**PROBLEM TO WORK ON:**
All of the lines below are to be printed again exactly; images are excluded from the output.

(Dataset records)
------------------------------------------------------------------------

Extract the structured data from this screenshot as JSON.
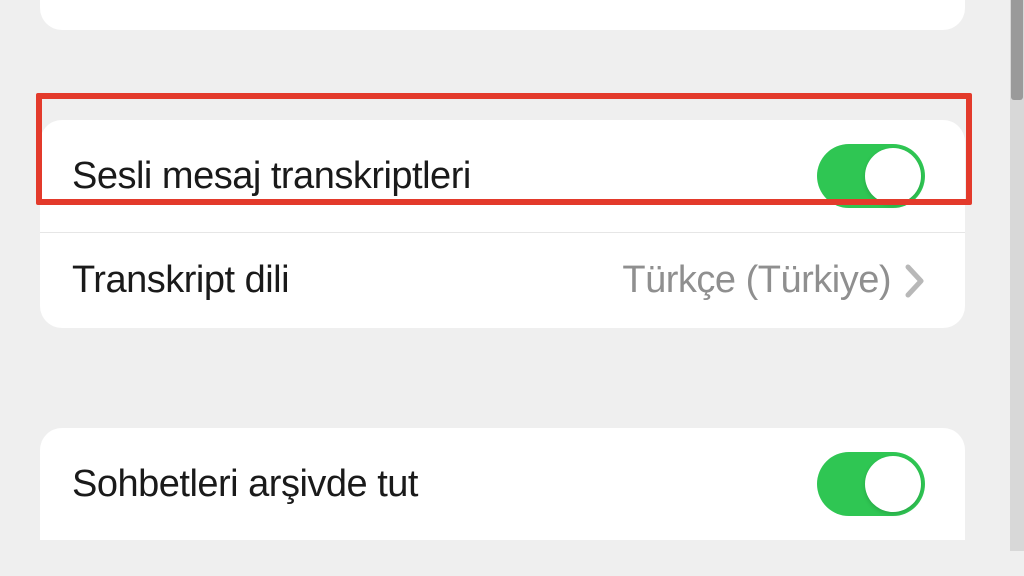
{
  "settings": {
    "voice_transcripts": {
      "label": "Sesli mesaj transkriptleri",
      "enabled": true
    },
    "transcript_language": {
      "label": "Transkript dili",
      "value": "Türkçe (Türkiye)"
    },
    "keep_archived": {
      "label": "Sohbetleri arşivde tut",
      "enabled": true
    }
  },
  "colors": {
    "toggle_on": "#2fc653",
    "highlight": "#e33a2b"
  }
}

------------------------------------------------------------------------

**OUTPUT:**
Extract the structured data from this screenshot as JSON.
{
  "settings": {
    "voice_transcripts": {
      "label": "Sesli mesaj transkriptleri",
      "enabled": true
    },
    "transcript_language": {
      "label": "Transkript dili",
      "value": "Türkçe (Türkiye)"
    },
    "keep_archived": {
      "label": "Sohbetleri arşivde tut",
      "enabled": true
    }
  },
  "colors": {
    "toggle_on": "#2fc653",
    "highlight": "#e33a2b"
  }
}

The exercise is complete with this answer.